╔══
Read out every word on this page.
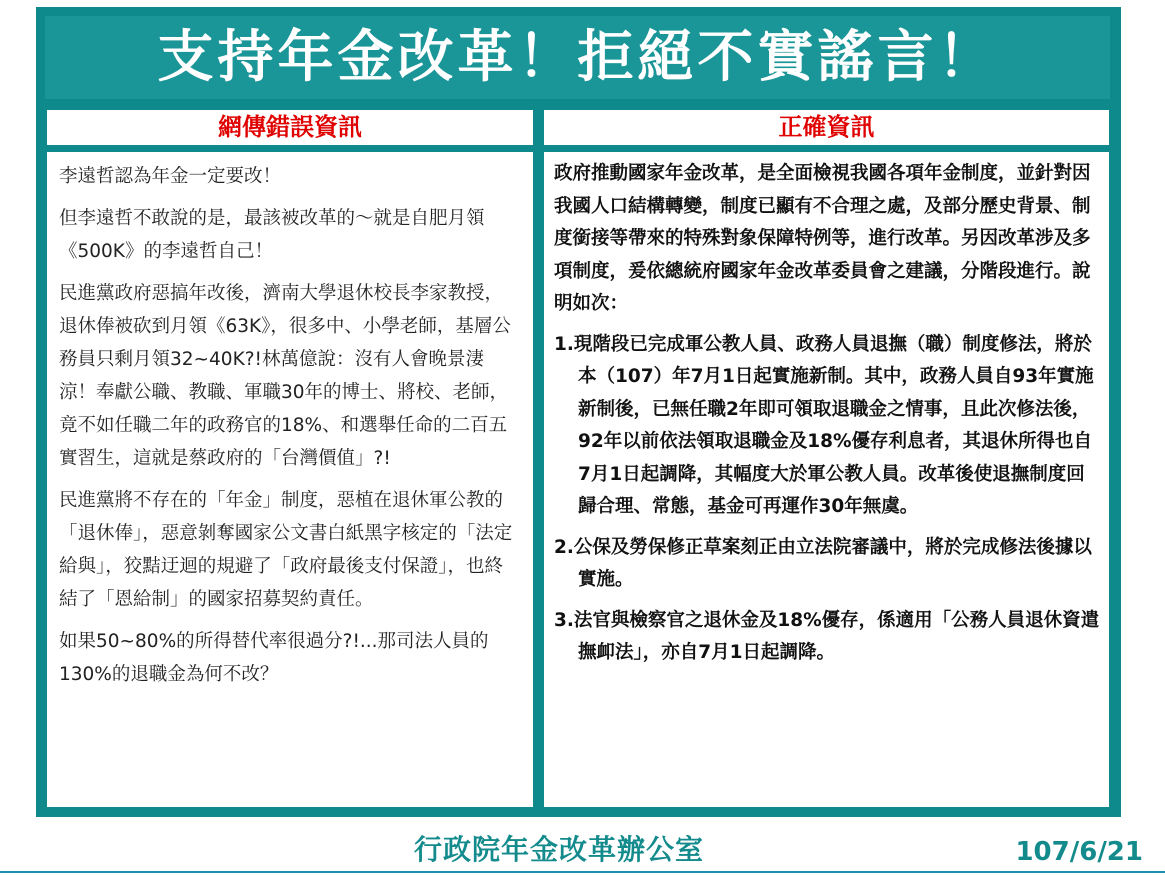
支持年金改革！拒絕不實謠言！
網傳錯誤資訊	正確資訊

李遠哲認為年金一定要改！

但李遠哲不敢說的是，最該被改革的～就是自肥月領《500K》的李遠哲自己！

民進黨政府惡搞年改後，濟南大學退休校長李家教授，退休俸被砍到月領《63K》，很多中、小學老師，基層公務員只剩月領32~40K?!林萬億說：沒有人會晚景淒涼！奉獻公職、教職、軍職30年的博士、將校、老師，竟不如任職二年的政務官的18%、和選舉任命的二百五實習生，這就是蔡政府的「台灣價值」?!

民進黨將不存在的「年金」制度，惡植在退休軍公教的「退休俸」，惡意剝奪國家公文書白紙黑字核定的「法定給與」，狡黠迂迴的規避了「政府最後支付保證」，也終結了「恩給制」的國家招募契約責任。

如果50~80%的所得替代率很過分?!...那司法人員的130%的退職金為何不改？

政府推動國家年金改革，是全面檢視我國各項年金制度，並針對因我國人口結構轉變，制度已顯有不合理之處，及部分歷史背景、制度銜接等帶來的特殊對象保障特例等，進行改革。另因改革涉及多項制度，爰依總統府國家年金改革委員會之建議，分階段進行。說明如次：

1.現階段已完成軍公教人員、政務人員退撫（職）制度修法，將於本（107）年7月1日起實施新制。其中，政務人員自93年實施新制後，已無任職2年即可領取退職金之情事，且此次修法後，92年以前依法領取退職金及18%優存利息者，其退休所得也自7月1日起調降，其幅度大於軍公教人員。改革後使退撫制度回歸合理、常態，基金可再運作30年無虞。

2.公保及勞保修正草案刻正由立法院審議中，將於完成修法後據以實施。

3.法官與檢察官之退休金及18%優存，係適用「公務人員退休資遣撫卹法」，亦自7月1日起調降。

行政院年金改革辦公室	107/6/21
╚══
PROBLEM DESCRIPTION: Quote the preceding listing precisely and completely, omitting its images.

COMPLETE OUTPUT:
Read out every word on this page.
支持年金改革！拒絕不實謠言！
網傳錯誤資訊	正確資訊

李遠哲認為年金一定要改！

但李遠哲不敢說的是，最該被改革的～就是自肥月領《500K》的李遠哲自己！

民進黨政府惡搞年改後，濟南大學退休校長李家教授，退休俸被砍到月領《63K》，很多中、小學老師，基層公務員只剩月領32~40K?!林萬億說：沒有人會晚景淒涼！奉獻公職、教職、軍職30年的博士、將校、老師，竟不如任職二年的政務官的18%、和選舉任命的二百五實習生，這就是蔡政府的「台灣價值」?!

民進黨將不存在的「年金」制度，惡植在退休軍公教的「退休俸」，惡意剝奪國家公文書白紙黑字核定的「法定給與」，狡黠迂迴的規避了「政府最後支付保證」，也終結了「恩給制」的國家招募契約責任。

如果50~80%的所得替代率很過分?!...那司法人員的130%的退職金為何不改？

政府推動國家年金改革，是全面檢視我國各項年金制度，並針對因我國人口結構轉變，制度已顯有不合理之處，及部分歷史背景、制度銜接等帶來的特殊對象保障特例等，進行改革。另因改革涉及多項制度，爰依總統府國家年金改革委員會之建議，分階段進行。說明如次：

1.現階段已完成軍公教人員、政務人員退撫（職）制度修法，將於本（107）年7月1日起實施新制。其中，政務人員自93年實施新制後，已無任職2年即可領取退職金之情事，且此次修法後，92年以前依法領取退職金及18%優存利息者，其退休所得也自7月1日起調降，其幅度大於軍公教人員。改革後使退撫制度回歸合理、常態，基金可再運作30年無虞。

2.公保及勞保修正草案刻正由立法院審議中，將於完成修法後據以實施。

3.法官與檢察官之退休金及18%優存，係適用「公務人員退休資遣撫卹法」，亦自7月1日起調降。

行政院年金改革辦公室	107/6/21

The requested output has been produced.